**Exercise task:**
In the entries that follow, how many lines hold the string "初婚どうしの夫婦の意識"? Give only that number.

Figure data in JSON:
---
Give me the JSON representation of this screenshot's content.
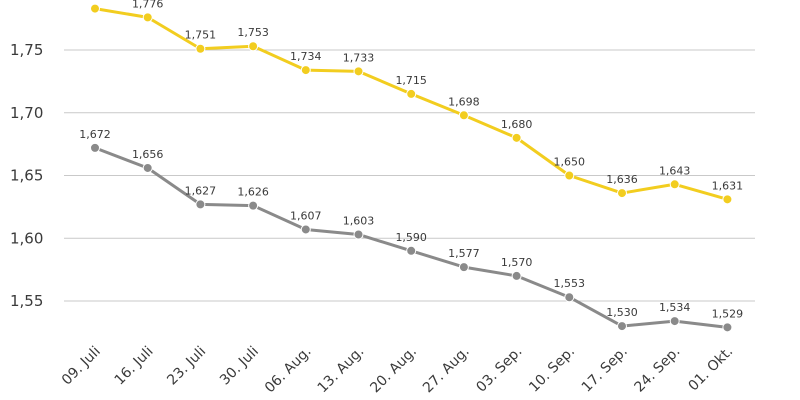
{
  "chart_data": {
    "type": "line",
    "categories": [
      "09. Juli",
      "16. Juli",
      "23. Juli",
      "30. Juli",
      "06. Aug.",
      "13. Aug.",
      "20. Aug.",
      "27. Aug.",
      "03. Sep.",
      "10. Sep.",
      "17. Sep.",
      "24. Sep.",
      "01. Okt."
    ],
    "series": [
      {
        "color": "#f2cd1f",
        "values": [
          1.783,
          1.776,
          1.751,
          1.753,
          1.734,
          1.733,
          1.715,
          1.698,
          1.68,
          1.65,
          1.636,
          1.643,
          1.631
        ],
        "labels": [
          "",
          "1,776",
          "1,751",
          "1,753",
          "1,734",
          "1,733",
          "1,715",
          "1,698",
          "1,680",
          "1,650",
          "1,636",
          "1,643",
          "1,631"
        ]
      },
      {
        "color": "#8a8a8a",
        "values": [
          1.672,
          1.656,
          1.627,
          1.626,
          1.607,
          1.603,
          1.59,
          1.577,
          1.57,
          1.553,
          1.53,
          1.534,
          1.529
        ],
        "labels": [
          "1,672",
          "1,656",
          "1,627",
          "1,626",
          "1,607",
          "1,603",
          "1,590",
          "1,577",
          "1,570",
          "1,553",
          "1,530",
          "1,534",
          "1,529"
        ]
      }
    ],
    "y_ticks": [
      1.55,
      1.6,
      1.65,
      1.7,
      1.75
    ],
    "y_tick_labels": [
      "1,55",
      "1,60",
      "1,65",
      "1,70",
      "1,75"
    ],
    "ylim": [
      1.525,
      1.785
    ],
    "grid": true,
    "title": "",
    "xlabel": "",
    "ylabel": ""
  }
}
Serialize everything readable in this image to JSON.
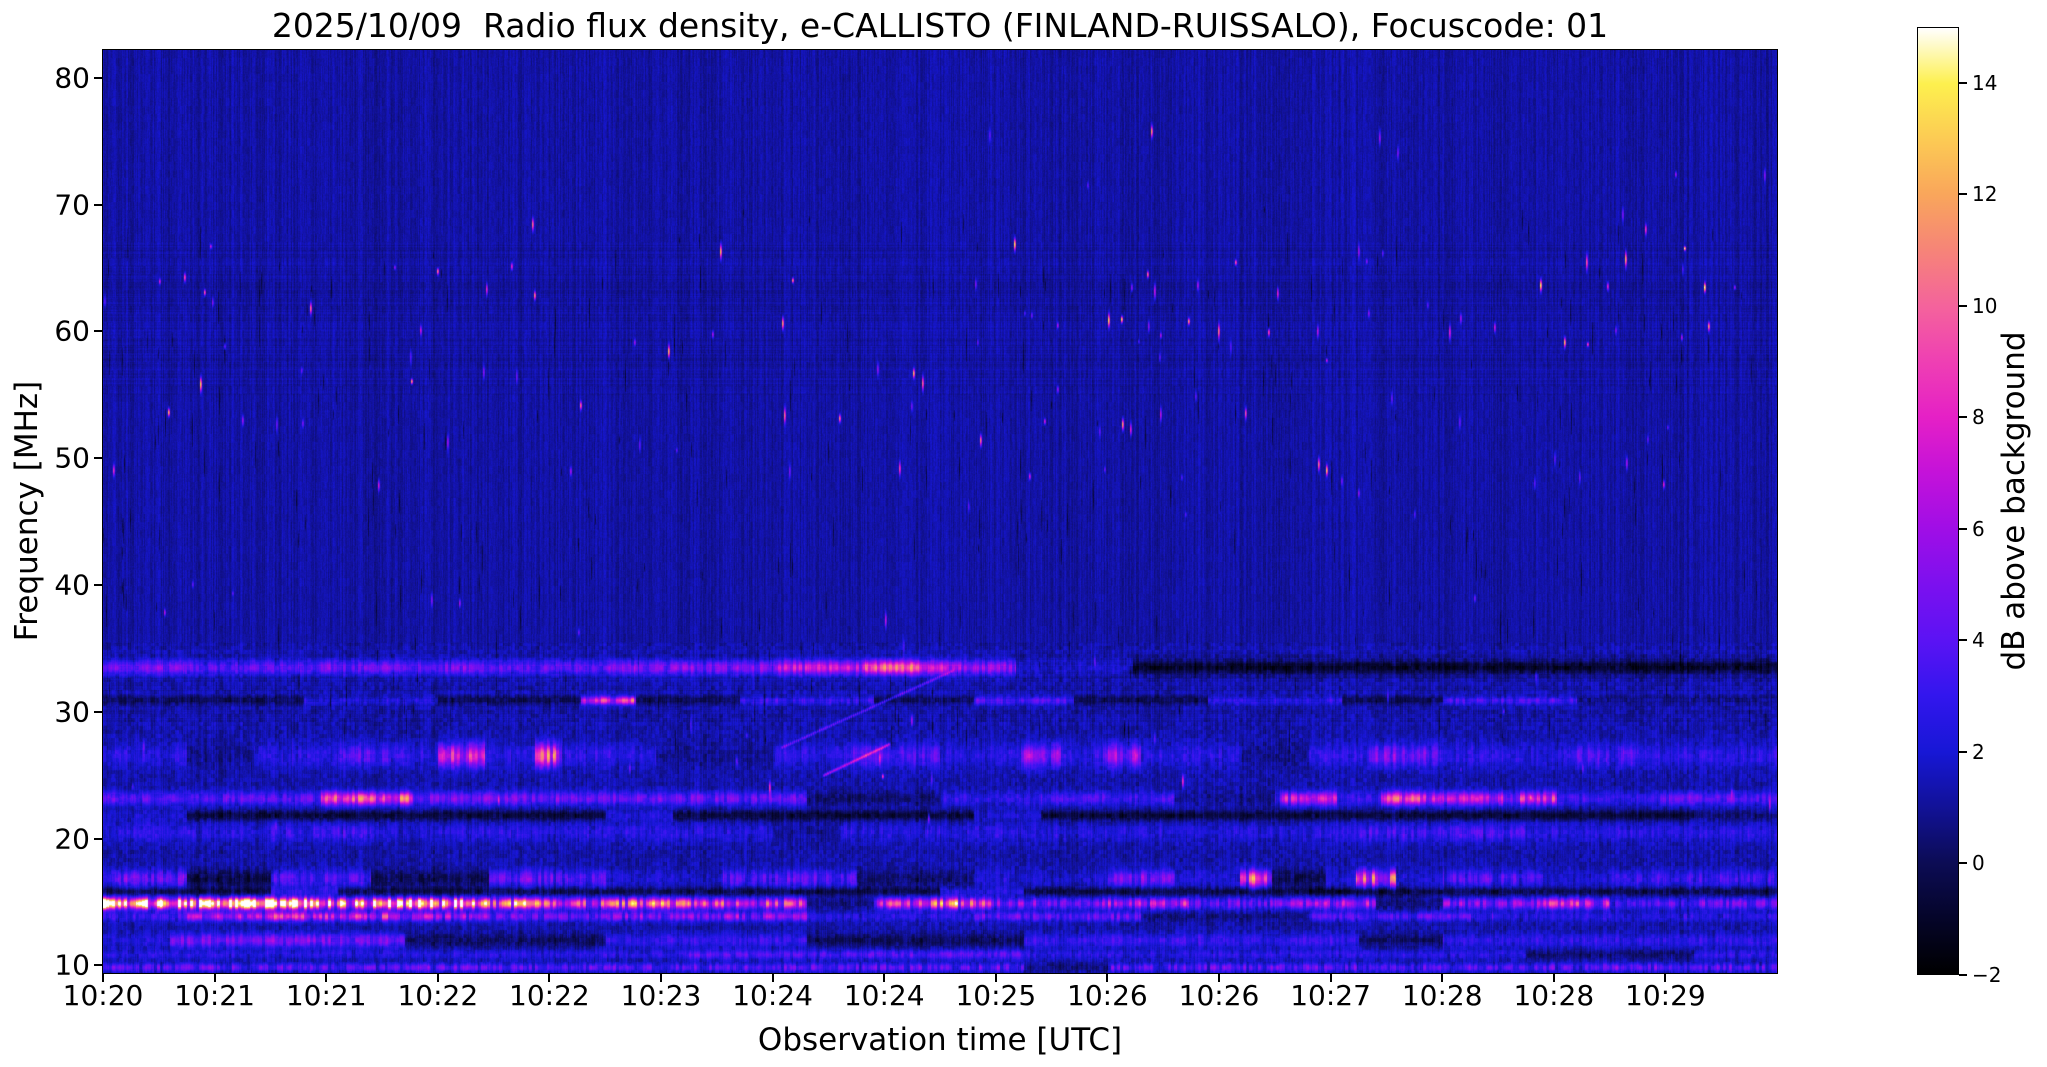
{
  "title": "2025/10/09  Radio flux density, e-CALLISTO (FINLAND-RUISSALO), Focuscode: 01",
  "chart_data": {
    "type": "heatmap",
    "title": "2025/10/09  Radio flux density, e-CALLISTO (FINLAND-RUISSALO), Focuscode: 01",
    "xlabel": "Observation time [UTC]",
    "ylabel": "Frequency [MHz]",
    "x_tick_labels": [
      "10:20",
      "10:21",
      "10:21",
      "10:22",
      "10:22",
      "10:23",
      "10:24",
      "10:24",
      "10:25",
      "10:26",
      "10:26",
      "10:27",
      "10:28",
      "10:28",
      "10:29"
    ],
    "y_tick_values": [
      80,
      70,
      60,
      50,
      40,
      30,
      20,
      10
    ],
    "freq_range_mhz": [
      9.4,
      82.2
    ],
    "grid": false,
    "colorbar": {
      "label": "dB above background",
      "tick_values": [
        -2,
        0,
        2,
        4,
        6,
        8,
        10,
        12,
        14
      ],
      "vmin": -2,
      "vmax": 15
    },
    "colormap_stops": [
      [
        0.0,
        "#000000"
      ],
      [
        0.06,
        "#05052a"
      ],
      [
        0.118,
        "#0c0c55"
      ],
      [
        0.18,
        "#12129b"
      ],
      [
        0.235,
        "#1717d6"
      ],
      [
        0.295,
        "#3316ee"
      ],
      [
        0.353,
        "#5b13f4"
      ],
      [
        0.41,
        "#7b10ef"
      ],
      [
        0.471,
        "#a00ee6"
      ],
      [
        0.53,
        "#c412d9"
      ],
      [
        0.588,
        "#e520c6"
      ],
      [
        0.65,
        "#ef41b2"
      ],
      [
        0.706,
        "#f4639c"
      ],
      [
        0.765,
        "#f68478"
      ],
      [
        0.824,
        "#f9a65b"
      ],
      [
        0.88,
        "#fcc954"
      ],
      [
        0.941,
        "#fdf04e"
      ],
      [
        1.0,
        "#ffffff"
      ]
    ],
    "seed": 20251009,
    "background_db": {
      "mean": 1.1,
      "spread": 0.9
    },
    "texture_zones": [
      {
        "f_min": 55,
        "f_max": 67,
        "row_amp": 0.5
      },
      {
        "f_min": 29,
        "f_max": 35.5,
        "row_amp": 0.45
      }
    ],
    "mottle_below_mhz": 35.5,
    "mottle_amp": 0.95,
    "bands": [
      {
        "f_mhz": 33.55,
        "width_mhz": 0.85,
        "dash": 0.55,
        "base_db": 1.0,
        "segments": [
          [
            0.0,
            0.06,
            3.0
          ],
          [
            0.06,
            0.13,
            2.4
          ],
          [
            0.13,
            0.22,
            3.2
          ],
          [
            0.22,
            0.3,
            2.6
          ],
          [
            0.3,
            0.4,
            3.4
          ],
          [
            0.4,
            0.455,
            5.4
          ],
          [
            0.455,
            0.505,
            7.6
          ],
          [
            0.505,
            0.545,
            4.2
          ],
          [
            0.545,
            0.615,
            0.4
          ],
          [
            0.615,
            1.0,
            -2.3
          ]
        ]
      },
      {
        "f_mhz": 30.95,
        "width_mhz": 0.5,
        "dash": 0.75,
        "base_db": -1.4,
        "segments": [
          [
            0.12,
            0.2,
            0.9
          ],
          [
            0.285,
            0.318,
            6.2
          ],
          [
            0.38,
            0.46,
            1.6
          ],
          [
            0.52,
            0.58,
            2.3
          ],
          [
            0.66,
            0.74,
            1.3
          ],
          [
            0.8,
            0.88,
            1.9
          ],
          [
            0.88,
            1.0,
            -0.6
          ]
        ]
      },
      {
        "f_mhz": 26.6,
        "width_mhz": 1.4,
        "dash": 0.8,
        "base_db": 1.1,
        "segments": [
          [
            0.05,
            0.09,
            -0.4
          ],
          [
            0.14,
            0.18,
            2.2
          ],
          [
            0.2,
            0.228,
            5.6
          ],
          [
            0.258,
            0.274,
            6.6
          ],
          [
            0.33,
            0.4,
            -0.3
          ],
          [
            0.44,
            0.5,
            2.0
          ],
          [
            0.548,
            0.572,
            3.9
          ],
          [
            0.597,
            0.62,
            3.9
          ],
          [
            0.68,
            0.72,
            -0.4
          ],
          [
            0.755,
            0.8,
            2.9
          ],
          [
            0.88,
            0.92,
            2.0
          ]
        ]
      },
      {
        "f_mhz": 23.2,
        "width_mhz": 0.8,
        "dash": 0.6,
        "base_db": 2.4,
        "segments": [
          [
            0.13,
            0.185,
            7.6
          ],
          [
            0.185,
            0.3,
            3.2
          ],
          [
            0.3,
            0.42,
            2.8
          ],
          [
            0.42,
            0.5,
            -0.9
          ],
          [
            0.5,
            0.56,
            1.2
          ],
          [
            0.56,
            0.64,
            2.1
          ],
          [
            0.64,
            0.7,
            -0.4
          ],
          [
            0.703,
            0.737,
            6.0
          ],
          [
            0.737,
            0.763,
            1.5
          ],
          [
            0.763,
            0.788,
            7.0
          ],
          [
            0.788,
            0.836,
            5.0
          ],
          [
            0.846,
            0.868,
            6.2
          ],
          [
            0.868,
            0.93,
            1.6
          ],
          [
            0.93,
            1.0,
            2.6
          ]
        ]
      },
      {
        "f_mhz": 21.9,
        "width_mhz": 0.6,
        "dash": 0.5,
        "base_db": -1.9,
        "segments": [
          [
            0.0,
            0.05,
            0.6
          ],
          [
            0.3,
            0.34,
            0.9
          ],
          [
            0.52,
            0.56,
            0.7
          ],
          [
            0.95,
            1.0,
            -0.8
          ]
        ]
      },
      {
        "f_mhz": 20.5,
        "width_mhz": 1.1,
        "dash": 0.9,
        "base_db": 1.0,
        "segments": [
          [
            0.1,
            0.16,
            1.5
          ],
          [
            0.4,
            0.44,
            -0.3
          ],
          [
            0.75,
            0.85,
            1.7
          ]
        ]
      },
      {
        "f_mhz": 16.9,
        "width_mhz": 1.0,
        "dash": 0.85,
        "base_db": 0.7,
        "segments": [
          [
            0.0,
            0.05,
            2.6
          ],
          [
            0.05,
            0.1,
            -1.6
          ],
          [
            0.1,
            0.16,
            2.1
          ],
          [
            0.16,
            0.23,
            -1.3
          ],
          [
            0.23,
            0.3,
            2.6
          ],
          [
            0.37,
            0.45,
            2.3
          ],
          [
            0.45,
            0.52,
            -1.1
          ],
          [
            0.6,
            0.64,
            3.1
          ],
          [
            0.679,
            0.698,
            7.1
          ],
          [
            0.698,
            0.73,
            -1.3
          ],
          [
            0.748,
            0.772,
            6.6
          ],
          [
            0.8,
            0.86,
            2.1
          ],
          [
            0.9,
            1.0,
            1.6
          ]
        ]
      },
      {
        "f_mhz": 15.9,
        "width_mhz": 0.5,
        "dash": 0.6,
        "base_db": -1.6,
        "segments": [
          [
            0.1,
            0.14,
            1.0
          ],
          [
            0.5,
            0.55,
            0.9
          ],
          [
            0.72,
            0.78,
            -2.2
          ]
        ]
      },
      {
        "f_mhz": 14.9,
        "width_mhz": 0.65,
        "dash": 0.9,
        "base_db": 4.8,
        "segments": [
          [
            0.0,
            0.035,
            13.8
          ],
          [
            0.035,
            0.07,
            11.2
          ],
          [
            0.07,
            0.125,
            13.2
          ],
          [
            0.125,
            0.16,
            9.2
          ],
          [
            0.16,
            0.215,
            11.8
          ],
          [
            0.215,
            0.26,
            8.2
          ],
          [
            0.26,
            0.3,
            6.6
          ],
          [
            0.3,
            0.35,
            7.6
          ],
          [
            0.35,
            0.42,
            6.1
          ],
          [
            0.42,
            0.46,
            -0.6
          ],
          [
            0.46,
            0.487,
            5.2
          ],
          [
            0.487,
            0.53,
            8.2
          ],
          [
            0.53,
            0.6,
            3.1
          ],
          [
            0.6,
            0.65,
            4.6
          ],
          [
            0.65,
            0.7,
            2.6
          ],
          [
            0.7,
            0.76,
            4.1
          ],
          [
            0.76,
            0.8,
            -0.9
          ],
          [
            0.8,
            0.86,
            3.6
          ],
          [
            0.86,
            0.9,
            5.6
          ],
          [
            0.9,
            0.95,
            2.1
          ],
          [
            0.95,
            1.0,
            3.1
          ]
        ]
      },
      {
        "f_mhz": 13.9,
        "width_mhz": 0.55,
        "dash": 0.85,
        "base_db": 1.6,
        "segments": [
          [
            0.05,
            0.1,
            4.1
          ],
          [
            0.1,
            0.17,
            5.6
          ],
          [
            0.17,
            0.23,
            4.1
          ],
          [
            0.23,
            0.3,
            2.6
          ],
          [
            0.3,
            0.42,
            3.6
          ],
          [
            0.42,
            0.52,
            1.1
          ],
          [
            0.52,
            0.62,
            2.6
          ],
          [
            0.62,
            0.72,
            -0.6
          ],
          [
            0.72,
            0.83,
            2.1
          ],
          [
            0.83,
            1.0,
            1.1
          ]
        ]
      },
      {
        "f_mhz": 12.0,
        "width_mhz": 0.8,
        "dash": 0.55,
        "base_db": 0.9,
        "segments": [
          [
            0.04,
            0.18,
            3.3
          ],
          [
            0.18,
            0.3,
            -1.1
          ],
          [
            0.3,
            0.42,
            1.6
          ],
          [
            0.42,
            0.55,
            -1.3
          ],
          [
            0.55,
            0.75,
            1.6
          ],
          [
            0.75,
            0.8,
            -1.1
          ],
          [
            0.8,
            1.0,
            1.3
          ]
        ]
      },
      {
        "f_mhz": 10.9,
        "width_mhz": 0.55,
        "dash": 0.7,
        "base_db": 1.1,
        "segments": [
          [
            0.35,
            0.55,
            2.3
          ],
          [
            0.85,
            0.95,
            -0.9
          ]
        ]
      },
      {
        "f_mhz": 9.9,
        "width_mhz": 0.5,
        "dash": 1.0,
        "base_db": 2.3,
        "segments": [
          [
            0.55,
            0.6,
            -0.6
          ]
        ]
      }
    ],
    "diagonal_streaks": [
      {
        "t0": 0.405,
        "f0": 27.2,
        "t1": 0.508,
        "f1": 33.3,
        "db": 2.4
      },
      {
        "t0": 0.43,
        "f0": 25.0,
        "t1": 0.47,
        "f1": 27.5,
        "db": 1.6
      }
    ],
    "speckle_groups": [
      {
        "f_min": 59,
        "f_max": 67,
        "count": 60,
        "db_min": 3,
        "db_max": 14
      },
      {
        "f_min": 47,
        "f_max": 59,
        "count": 55,
        "db_min": 3,
        "db_max": 12
      },
      {
        "f_min": 67,
        "f_max": 76,
        "count": 10,
        "db_min": 3,
        "db_max": 11
      },
      {
        "f_min": 35,
        "f_max": 47,
        "count": 12,
        "db_min": 2.5,
        "db_max": 6
      },
      {
        "f_min": 20,
        "f_max": 34,
        "count": 25,
        "db_min": 2.5,
        "db_max": 8
      }
    ],
    "dark_streaks": {
      "count": 340,
      "f_min": 28,
      "f_max": 70,
      "db": -1.7
    }
  }
}
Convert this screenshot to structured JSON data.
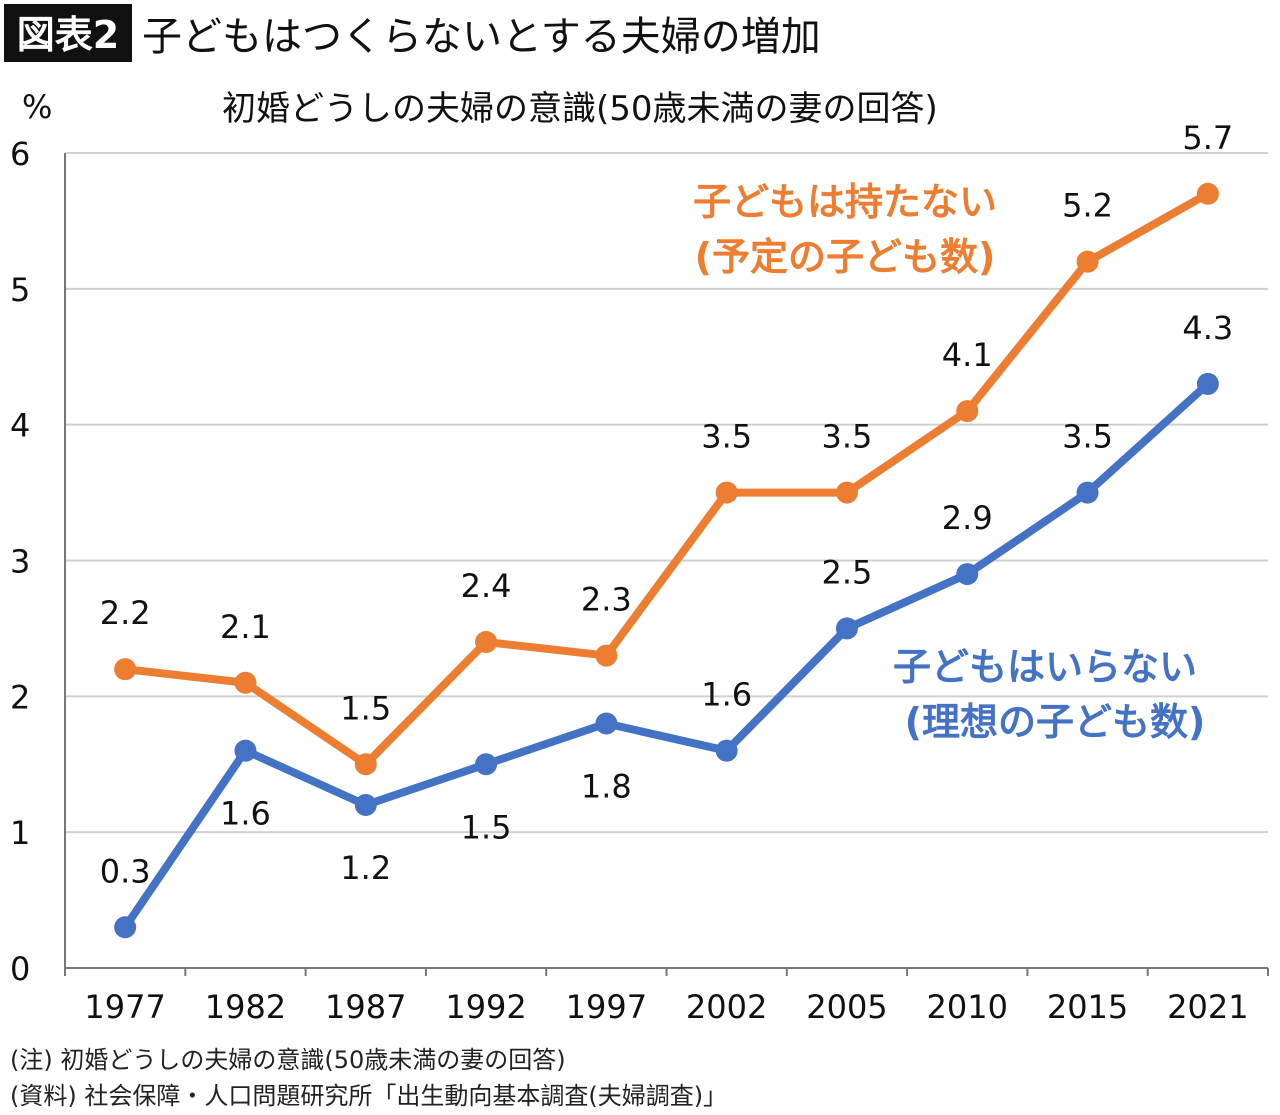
{
  "header": {
    "badge": "図表2",
    "title": "子どもはつくらないとする夫婦の増加"
  },
  "chart_data": {
    "type": "line",
    "title": "初婚どうしの夫婦の意識(50歳未満の妻の回答)",
    "ylabel": "%",
    "xlabel": "",
    "ylim": [
      0,
      6
    ],
    "yticks": [
      "0",
      "1",
      "2",
      "3",
      "4",
      "5",
      "6"
    ],
    "grid": true,
    "categories": [
      "1977",
      "1982",
      "1987",
      "1992",
      "1997",
      "2002",
      "2005",
      "2010",
      "2015",
      "2021"
    ],
    "series": [
      {
        "name": "子どもは持たない",
        "name_line2": "(予定の子ども数)",
        "color": "#ED7D31",
        "values": [
          2.2,
          2.1,
          1.5,
          2.4,
          2.3,
          3.5,
          3.5,
          4.1,
          5.2,
          5.7
        ],
        "labels": [
          "2.2",
          "2.1",
          "1.5",
          "2.4",
          "2.3",
          "3.5",
          "3.5",
          "4.1",
          "5.2",
          "5.7"
        ]
      },
      {
        "name": "子どもはいらない",
        "name_line2": "(理想の子ども数)",
        "color": "#4472C4",
        "values": [
          0.3,
          1.6,
          1.2,
          1.5,
          1.8,
          1.6,
          2.5,
          2.9,
          3.5,
          4.3
        ],
        "labels": [
          "0.3",
          "1.6",
          "1.2",
          "1.5",
          "1.8",
          "1.6",
          "2.5",
          "2.9",
          "3.5",
          "4.3"
        ]
      }
    ]
  },
  "notes": {
    "note": "(注) 初婚どうしの夫婦の意識(50歳未満の妻の回答)",
    "source": "(資料) 社会保障・人口問題研究所「出生動向基本調査(夫婦調査)」"
  }
}
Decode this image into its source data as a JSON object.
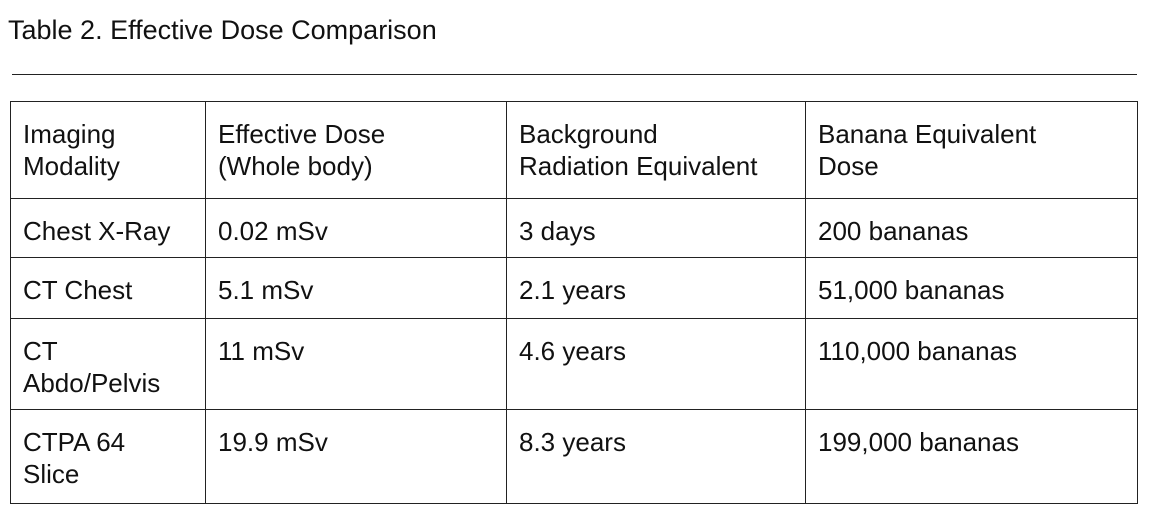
{
  "header": {
    "title": "Table 2. Effective Dose Comparison"
  },
  "table": {
    "columns": [
      "Imaging\nModality",
      "Effective Dose\n(Whole body)",
      "Background\nRadiation Equivalent",
      "Banana Equivalent\nDose"
    ],
    "rows": [
      [
        "Chest X-Ray",
        "0.02 mSv",
        "3 days",
        "200 bananas"
      ],
      [
        "CT Chest",
        "5.1 mSv",
        "2.1 years",
        "51,000 bananas"
      ],
      [
        "CT\nAbdo/Pelvis",
        "11 mSv",
        "4.6 years",
        "110,000 bananas"
      ],
      [
        "CTPA 64\nSlice",
        "19.9 mSv",
        "8.3 years",
        "199,000 bananas"
      ]
    ]
  }
}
---
**Right answer:**
2